====== PROVIDED RECORDS

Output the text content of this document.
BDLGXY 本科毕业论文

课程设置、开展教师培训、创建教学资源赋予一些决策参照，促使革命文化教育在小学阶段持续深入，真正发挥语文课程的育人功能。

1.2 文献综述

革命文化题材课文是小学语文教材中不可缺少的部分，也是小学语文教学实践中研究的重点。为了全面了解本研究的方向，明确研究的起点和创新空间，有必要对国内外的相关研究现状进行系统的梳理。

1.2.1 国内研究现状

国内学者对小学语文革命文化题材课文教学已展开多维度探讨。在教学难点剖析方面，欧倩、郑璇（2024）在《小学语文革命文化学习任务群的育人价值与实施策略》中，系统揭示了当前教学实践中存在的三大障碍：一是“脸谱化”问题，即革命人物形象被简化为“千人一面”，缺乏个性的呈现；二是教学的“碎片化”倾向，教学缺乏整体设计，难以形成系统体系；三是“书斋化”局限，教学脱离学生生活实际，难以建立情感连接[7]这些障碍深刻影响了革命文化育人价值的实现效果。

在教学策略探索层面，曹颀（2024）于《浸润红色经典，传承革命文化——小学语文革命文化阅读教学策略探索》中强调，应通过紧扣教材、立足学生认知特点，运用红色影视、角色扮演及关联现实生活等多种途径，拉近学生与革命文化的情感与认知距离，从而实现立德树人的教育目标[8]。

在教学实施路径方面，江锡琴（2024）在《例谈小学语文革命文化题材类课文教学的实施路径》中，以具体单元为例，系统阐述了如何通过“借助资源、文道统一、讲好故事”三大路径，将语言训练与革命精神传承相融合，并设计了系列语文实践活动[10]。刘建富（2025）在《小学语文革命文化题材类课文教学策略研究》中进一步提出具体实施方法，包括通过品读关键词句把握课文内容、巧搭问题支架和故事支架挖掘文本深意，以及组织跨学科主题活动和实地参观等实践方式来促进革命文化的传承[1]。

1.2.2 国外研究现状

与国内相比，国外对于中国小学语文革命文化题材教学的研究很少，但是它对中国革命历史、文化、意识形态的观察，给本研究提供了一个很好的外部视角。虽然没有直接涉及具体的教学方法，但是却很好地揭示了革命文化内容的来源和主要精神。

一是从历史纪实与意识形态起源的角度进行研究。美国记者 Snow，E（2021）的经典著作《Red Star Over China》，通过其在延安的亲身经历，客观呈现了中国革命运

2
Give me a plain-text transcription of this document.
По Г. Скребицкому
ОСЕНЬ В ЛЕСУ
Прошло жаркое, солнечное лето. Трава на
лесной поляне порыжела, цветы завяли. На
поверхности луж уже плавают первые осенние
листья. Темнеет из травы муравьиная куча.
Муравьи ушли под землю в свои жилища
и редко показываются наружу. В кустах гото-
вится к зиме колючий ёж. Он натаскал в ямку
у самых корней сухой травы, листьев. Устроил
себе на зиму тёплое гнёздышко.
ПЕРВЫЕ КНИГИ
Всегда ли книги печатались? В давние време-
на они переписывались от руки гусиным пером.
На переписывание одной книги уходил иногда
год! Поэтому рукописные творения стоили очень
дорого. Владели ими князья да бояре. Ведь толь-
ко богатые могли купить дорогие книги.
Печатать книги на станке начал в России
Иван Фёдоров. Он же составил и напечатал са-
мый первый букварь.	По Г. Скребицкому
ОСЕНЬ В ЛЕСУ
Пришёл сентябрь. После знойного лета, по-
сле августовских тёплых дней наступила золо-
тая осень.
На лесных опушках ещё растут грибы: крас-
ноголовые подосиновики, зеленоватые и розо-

============

### AIM OF THE EXERCISE:
Tally the lines of the data that hold the string "травы". Answer with the number and nothing more.

### RESPONSE:
2